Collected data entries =
# # #

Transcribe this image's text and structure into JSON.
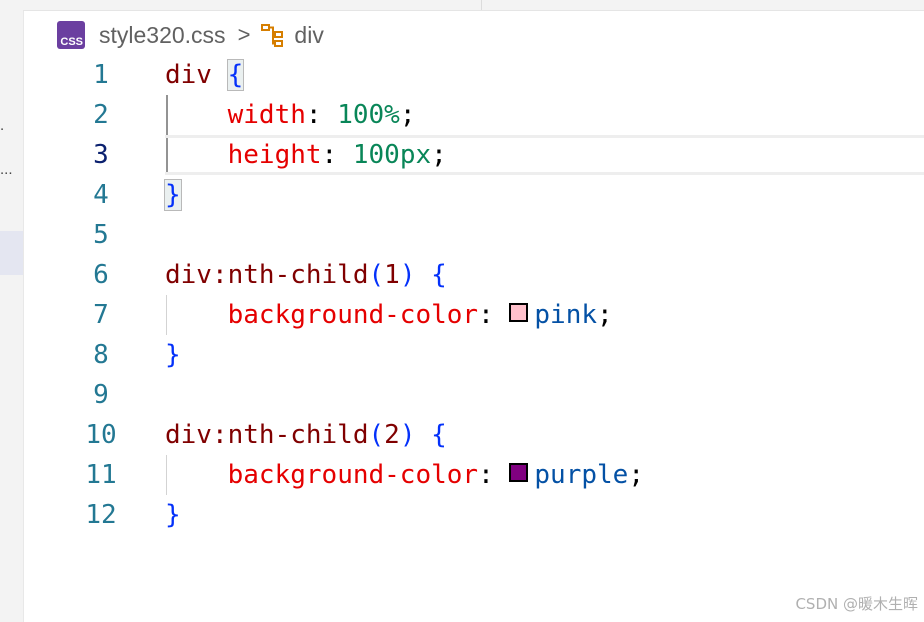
{
  "breadcrumb": {
    "file_icon": "css-file-icon",
    "file_icon_text": "CSS",
    "file_name": "style320.css",
    "separator": ">",
    "symbol_icon": "element-structure-icon",
    "symbol_name": "div"
  },
  "sidebar": {
    "dots_1": ".",
    "dots_2": "..."
  },
  "editor": {
    "current_line": 3,
    "lines": [
      {
        "number": "1",
        "tokens": [
          {
            "text": "div ",
            "t": "selector"
          },
          {
            "text": "{",
            "t": "brace"
          }
        ]
      },
      {
        "number": "2",
        "tokens": [
          {
            "text": "width",
            "t": "property"
          },
          {
            "text": ": ",
            "t": "punct"
          },
          {
            "text": "100%",
            "t": "number"
          },
          {
            "text": ";",
            "t": "punct"
          }
        ]
      },
      {
        "number": "3",
        "tokens": [
          {
            "text": "height",
            "t": "property"
          },
          {
            "text": ": ",
            "t": "punct"
          },
          {
            "text": "100px",
            "t": "number"
          },
          {
            "text": ";",
            "t": "punct"
          }
        ]
      },
      {
        "number": "4",
        "tokens": [
          {
            "text": "}",
            "t": "brace"
          }
        ]
      },
      {
        "number": "5",
        "tokens": []
      },
      {
        "number": "6",
        "tokens": [
          {
            "text": "div:nth-child",
            "t": "selector"
          },
          {
            "text": "(",
            "t": "brace"
          },
          {
            "text": "1",
            "t": "selector"
          },
          {
            "text": ") ",
            "t": "brace"
          },
          {
            "text": "{",
            "t": "brace"
          }
        ]
      },
      {
        "number": "7",
        "tokens": [
          {
            "text": "background-color",
            "t": "property"
          },
          {
            "text": ": ",
            "t": "punct"
          },
          {
            "swatch": "#ffc0cb"
          },
          {
            "text": "pink",
            "t": "keyword"
          },
          {
            "text": ";",
            "t": "punct"
          }
        ]
      },
      {
        "number": "8",
        "tokens": [
          {
            "text": "}",
            "t": "brace"
          }
        ]
      },
      {
        "number": "9",
        "tokens": []
      },
      {
        "number": "10",
        "tokens": [
          {
            "text": "div:nth-child",
            "t": "selector"
          },
          {
            "text": "(",
            "t": "brace"
          },
          {
            "text": "2",
            "t": "selector"
          },
          {
            "text": ") ",
            "t": "brace"
          },
          {
            "text": "{",
            "t": "brace"
          }
        ]
      },
      {
        "number": "11",
        "tokens": [
          {
            "text": "background-color",
            "t": "property"
          },
          {
            "text": ": ",
            "t": "punct"
          },
          {
            "swatch": "#800080"
          },
          {
            "text": "purple",
            "t": "keyword"
          },
          {
            "text": ";",
            "t": "punct"
          }
        ]
      },
      {
        "number": "12",
        "tokens": [
          {
            "text": "}",
            "t": "brace"
          }
        ]
      }
    ]
  },
  "colors": {
    "selector": "#800000",
    "property": "#e50000",
    "number": "#098658",
    "keyword": "#0451a5",
    "brace": "#0431fa",
    "line_number": "#237893",
    "css_icon_bg": "#6b3fa0"
  },
  "watermark": "CSDN @暖木生晖"
}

# # #

Set problem = Reproduce the whole listing exactly, but not the images in it.

Result of the task =
Transcribe this image's text and structure into JSON.
{
  "breadcrumb": {
    "file_icon": "css-file-icon",
    "file_icon_text": "CSS",
    "file_name": "style320.css",
    "separator": ">",
    "symbol_icon": "element-structure-icon",
    "symbol_name": "div"
  },
  "sidebar": {
    "dots_1": ".",
    "dots_2": "..."
  },
  "editor": {
    "current_line": 3,
    "lines": [
      {
        "number": "1",
        "tokens": [
          {
            "text": "div ",
            "t": "selector"
          },
          {
            "text": "{",
            "t": "brace"
          }
        ]
      },
      {
        "number": "2",
        "tokens": [
          {
            "text": "width",
            "t": "property"
          },
          {
            "text": ": ",
            "t": "punct"
          },
          {
            "text": "100%",
            "t": "number"
          },
          {
            "text": ";",
            "t": "punct"
          }
        ]
      },
      {
        "number": "3",
        "tokens": [
          {
            "text": "height",
            "t": "property"
          },
          {
            "text": ": ",
            "t": "punct"
          },
          {
            "text": "100px",
            "t": "number"
          },
          {
            "text": ";",
            "t": "punct"
          }
        ]
      },
      {
        "number": "4",
        "tokens": [
          {
            "text": "}",
            "t": "brace"
          }
        ]
      },
      {
        "number": "5",
        "tokens": []
      },
      {
        "number": "6",
        "tokens": [
          {
            "text": "div:nth-child",
            "t": "selector"
          },
          {
            "text": "(",
            "t": "brace"
          },
          {
            "text": "1",
            "t": "selector"
          },
          {
            "text": ") ",
            "t": "brace"
          },
          {
            "text": "{",
            "t": "brace"
          }
        ]
      },
      {
        "number": "7",
        "tokens": [
          {
            "text": "background-color",
            "t": "property"
          },
          {
            "text": ": ",
            "t": "punct"
          },
          {
            "swatch": "#ffc0cb"
          },
          {
            "text": "pink",
            "t": "keyword"
          },
          {
            "text": ";",
            "t": "punct"
          }
        ]
      },
      {
        "number": "8",
        "tokens": [
          {
            "text": "}",
            "t": "brace"
          }
        ]
      },
      {
        "number": "9",
        "tokens": []
      },
      {
        "number": "10",
        "tokens": [
          {
            "text": "div:nth-child",
            "t": "selector"
          },
          {
            "text": "(",
            "t": "brace"
          },
          {
            "text": "2",
            "t": "selector"
          },
          {
            "text": ") ",
            "t": "brace"
          },
          {
            "text": "{",
            "t": "brace"
          }
        ]
      },
      {
        "number": "11",
        "tokens": [
          {
            "text": "background-color",
            "t": "property"
          },
          {
            "text": ": ",
            "t": "punct"
          },
          {
            "swatch": "#800080"
          },
          {
            "text": "purple",
            "t": "keyword"
          },
          {
            "text": ";",
            "t": "punct"
          }
        ]
      },
      {
        "number": "12",
        "tokens": [
          {
            "text": "}",
            "t": "brace"
          }
        ]
      }
    ]
  },
  "colors": {
    "selector": "#800000",
    "property": "#e50000",
    "number": "#098658",
    "keyword": "#0451a5",
    "brace": "#0431fa",
    "line_number": "#237893",
    "css_icon_bg": "#6b3fa0"
  },
  "watermark": "CSDN @暖木生晖"
}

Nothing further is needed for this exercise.